Aim of the exercise: Repeat the records exactly. Every line must match.

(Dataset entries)
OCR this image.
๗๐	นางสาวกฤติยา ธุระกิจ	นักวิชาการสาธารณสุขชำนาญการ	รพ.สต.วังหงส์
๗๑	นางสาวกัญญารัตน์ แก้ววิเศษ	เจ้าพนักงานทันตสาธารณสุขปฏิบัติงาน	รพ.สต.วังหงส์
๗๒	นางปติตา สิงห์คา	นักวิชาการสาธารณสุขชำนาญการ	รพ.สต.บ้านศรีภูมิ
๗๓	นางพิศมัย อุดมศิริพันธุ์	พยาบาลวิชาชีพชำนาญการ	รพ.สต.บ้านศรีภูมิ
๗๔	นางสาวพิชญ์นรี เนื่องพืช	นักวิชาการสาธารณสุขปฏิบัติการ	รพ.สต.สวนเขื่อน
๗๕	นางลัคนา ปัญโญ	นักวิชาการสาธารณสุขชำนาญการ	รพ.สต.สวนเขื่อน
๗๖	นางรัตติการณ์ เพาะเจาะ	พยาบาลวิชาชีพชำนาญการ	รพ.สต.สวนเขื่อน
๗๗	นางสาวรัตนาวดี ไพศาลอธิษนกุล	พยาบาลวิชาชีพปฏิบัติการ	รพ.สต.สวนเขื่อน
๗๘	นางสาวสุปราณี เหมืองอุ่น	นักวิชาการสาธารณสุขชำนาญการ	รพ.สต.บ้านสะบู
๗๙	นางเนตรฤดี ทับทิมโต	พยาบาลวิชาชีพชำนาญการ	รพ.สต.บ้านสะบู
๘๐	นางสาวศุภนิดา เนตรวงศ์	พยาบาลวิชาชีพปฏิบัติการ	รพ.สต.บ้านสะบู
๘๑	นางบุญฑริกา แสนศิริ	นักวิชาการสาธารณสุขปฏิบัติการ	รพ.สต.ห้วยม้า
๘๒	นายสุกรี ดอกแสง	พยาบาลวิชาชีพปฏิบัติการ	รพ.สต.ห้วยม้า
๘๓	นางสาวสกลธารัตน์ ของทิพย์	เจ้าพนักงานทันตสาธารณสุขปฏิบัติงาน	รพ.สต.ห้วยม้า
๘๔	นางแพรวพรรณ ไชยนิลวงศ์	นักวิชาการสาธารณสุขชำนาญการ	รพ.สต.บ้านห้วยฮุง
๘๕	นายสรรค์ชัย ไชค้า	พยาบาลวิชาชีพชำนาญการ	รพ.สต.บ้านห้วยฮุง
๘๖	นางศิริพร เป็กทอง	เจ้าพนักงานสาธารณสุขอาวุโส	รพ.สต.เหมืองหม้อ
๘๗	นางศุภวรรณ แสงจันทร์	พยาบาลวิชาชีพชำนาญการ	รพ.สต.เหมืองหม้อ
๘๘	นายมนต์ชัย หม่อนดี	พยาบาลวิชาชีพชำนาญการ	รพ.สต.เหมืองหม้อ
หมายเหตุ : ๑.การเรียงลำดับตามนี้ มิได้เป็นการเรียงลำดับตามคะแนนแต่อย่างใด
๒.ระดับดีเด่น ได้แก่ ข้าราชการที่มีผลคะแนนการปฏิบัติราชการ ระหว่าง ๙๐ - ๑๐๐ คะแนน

Solution to this task:
OCR this image.
๗๐	นางสาวกฤติยา ธุระกิจ	นักวิชาการสาธารณสุขชำนาญการ	รพ.สต.วังหงส์
๗๑	นางสาวกัญญารัตน์ แก้ววิเศษ	เจ้าพนักงานทันตสาธารณสุขปฏิบัติงาน	รพ.สต.วังหงส์
๗๒	นางปติตา สิงห์คา	นักวิชาการสาธารณสุขชำนาญการ	รพ.สต.บ้านศรีภูมิ
๗๓	นางพิศมัย อุดมศิริพันธุ์	พยาบาลวิชาชีพชำนาญการ	รพ.สต.บ้านศรีภูมิ
๗๔	นางสาวพิชญ์นรี เนื่องพืช	นักวิชาการสาธารณสุขปฏิบัติการ	รพ.สต.สวนเขื่อน
๗๕	นางลัคนา ปัญโญ	นักวิชาการสาธารณสุขชำนาญการ	รพ.สต.สวนเขื่อน
๗๖	นางรัตติการณ์ เพาะเจาะ	พยาบาลวิชาชีพชำนาญการ	รพ.สต.สวนเขื่อน
๗๗	นางสาวรัตนาวดี ไพศาลอธิษนกุล	พยาบาลวิชาชีพปฏิบัติการ	รพ.สต.สวนเขื่อน
๗๘	นางสาวสุปราณี เหมืองอุ่น	นักวิชาการสาธารณสุขชำนาญการ	รพ.สต.บ้านสะบู
๗๙	นางเนตรฤดี ทับทิมโต	พยาบาลวิชาชีพชำนาญการ	รพ.สต.บ้านสะบู
๘๐	นางสาวศุภนิดา เนตรวงศ์	พยาบาลวิชาชีพปฏิบัติการ	รพ.สต.บ้านสะบู
๘๑	นางบุญฑริกา แสนศิริ	นักวิชาการสาธารณสุขปฏิบัติการ	รพ.สต.ห้วยม้า
๘๒	นายสุกรี ดอกแสง	พยาบาลวิชาชีพปฏิบัติการ	รพ.สต.ห้วยม้า
๘๓	นางสาวสกลธารัตน์ ของทิพย์	เจ้าพนักงานทันตสาธารณสุขปฏิบัติงาน	รพ.สต.ห้วยม้า
๘๔	นางแพรวพรรณ ไชยนิลวงศ์	นักวิชาการสาธารณสุขชำนาญการ	รพ.สต.บ้านห้วยฮุง
๘๕	นายสรรค์ชัย ไชค้า	พยาบาลวิชาชีพชำนาญการ	รพ.สต.บ้านห้วยฮุง
๘๖	นางศิริพร เป็กทอง	เจ้าพนักงานสาธารณสุขอาวุโส	รพ.สต.เหมืองหม้อ
๘๗	นางศุภวรรณ แสงจันทร์	พยาบาลวิชาชีพชำนาญการ	รพ.สต.เหมืองหม้อ
๘๘	นายมนต์ชัย หม่อนดี	พยาบาลวิชาชีพชำนาญการ	รพ.สต.เหมืองหม้อ
หมายเหตุ : ๑.การเรียงลำดับตามนี้ มิได้เป็นการเรียงลำดับตามคะแนนแต่อย่างใด
๒.ระดับดีเด่น ได้แก่ ข้าราชการที่มีผลคะแนนการปฏิบัติราชการ ระหว่าง ๙๐ - ๑๐๐ คะแนน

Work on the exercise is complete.